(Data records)
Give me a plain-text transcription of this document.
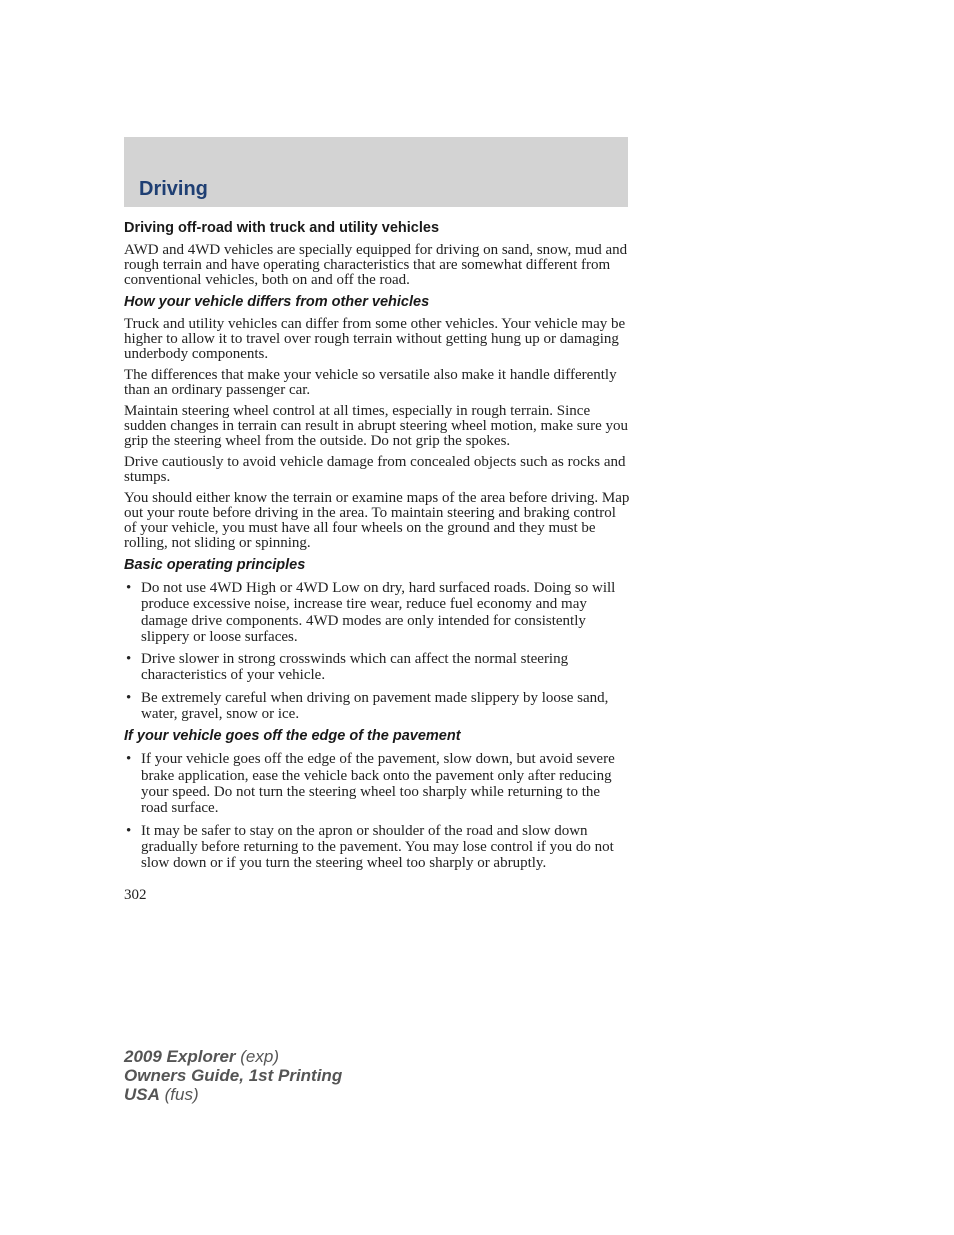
Driving
Driving off-road with truck and utility vehicles

AWD and 4WD vehicles are specially equipped for driving on sand, snow, mud and rough terrain and have operating characteristics that are somewhat different from conventional vehicles, both on and off the road.

How your vehicle differs from other vehicles

Truck and utility vehicles can differ from some other vehicles. Your vehicle may be higher to allow it to travel over rough terrain without getting hung up or damaging underbody components.

The differences that make your vehicle so versatile also make it handle differently than an ordinary passenger car.

Maintain steering wheel control at all times, especially in rough terrain. Since sudden changes in terrain can result in abrupt steering wheel motion, make sure you grip the steering wheel from the outside. Do not grip the spokes.

Drive cautiously to avoid vehicle damage from concealed objects such as rocks and stumps.

You should either know the terrain or examine maps of the area before driving. Map out your route before driving in the area. To maintain steering and braking control of your vehicle, you must have all four wheels on the ground and they must be rolling, not sliding or spinning.

Basic operating principles
• Do not use 4WD High or 4WD Low on dry, hard surfaced roads. Doing so will produce excessive noise, increase tire wear, reduce fuel economy and may damage drive components. 4WD modes are only intended for consistently slippery or loose surfaces.
• Drive slower in strong crosswinds which can affect the normal steering characteristics of your vehicle.
• Be extremely careful when driving on pavement made slippery by loose sand, water, gravel, snow or ice.
If your vehicle goes off the edge of the pavement
• If your vehicle goes off the edge of the pavement, slow down, but avoid severe brake application, ease the vehicle back onto the pavement only after reducing your speed. Do not turn the steering wheel too sharply while returning to the road surface.
• It may be safer to stay on the apron or shoulder of the road and slow down gradually before returning to the pavement. You may lose control if you do not slow down or if you turn the steering wheel too sharply or abruptly.
302
2009 Explorer (exp)
Owners Guide, 1st Printing
USA (fus)
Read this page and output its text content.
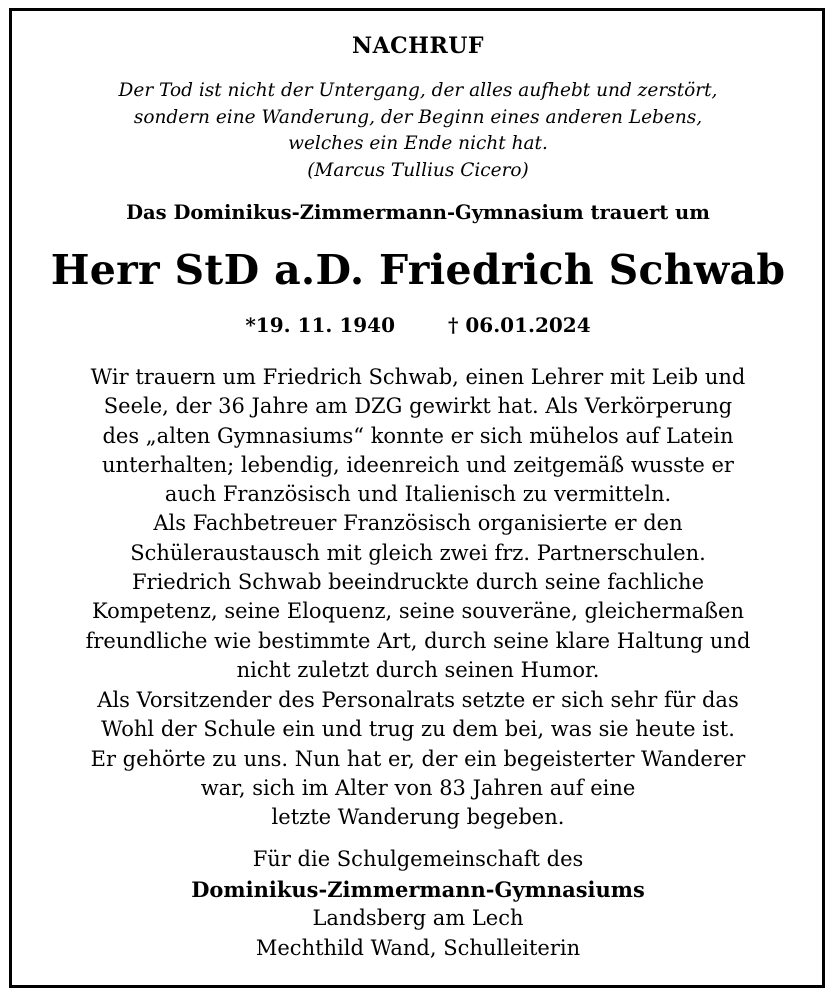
NACHRUF
Der Tod ist nicht der Untergang, der alles aufhebt und zerstört,
sondern eine Wanderung, der Beginn eines anderen Lebens,
welches ein Ende nicht hat.
(Marcus Tullius Cicero)
Das Dominikus-Zimmermann-Gymnasium trauert um
Herr StD a.D. Friedrich Schwab
*19. 11. 1940	† 06.01.2024
Wir trauern um Friedrich Schwab, einen Lehrer mit Leib und
Seele, der 36 Jahre am DZG gewirkt hat. Als Verkörperung
des „alten Gymnasiums“ konnte er sich mühelos auf Latein
unterhalten; lebendig, ideenreich und zeitgemäß wusste er
auch Französisch und Italienisch zu vermitteln.
Als Fachbetreuer Französisch organisierte er den
Schüleraustausch mit gleich zwei frz. Partnerschulen.
Friedrich Schwab beeindruckte durch seine fachliche
Kompetenz, seine Eloquenz, seine souveräne, gleichermaßen
freundliche wie bestimmte Art, durch seine klare Haltung und
nicht zuletzt durch seinen Humor.
Als Vorsitzender des Personalrats setzte er sich sehr für das
Wohl der Schule ein und trug zu dem bei, was sie heute ist.
Er gehörte zu uns. Nun hat er, der ein begeisterter Wanderer
war, sich im Alter von 83 Jahren auf eine
letzte Wanderung begeben.
Für die Schulgemeinschaft des
Dominikus-Zimmermann-Gymnasiums
Landsberg am Lech
Mechthild Wand, Schulleiterin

### What to work on
Read the entries and show each line that mentions "damage".

### The answer
Drive cautiously to avoid vehicle damage from concealed objects such as rocks and stumps.
• Do not use 4WD High or 4WD Low on dry, hard surfaced roads. Doing so will produce excessive noise, increase tire wear, reduce fuel economy and may damage drive components. 4WD modes are only intended for consistently slippery or loose surfaces.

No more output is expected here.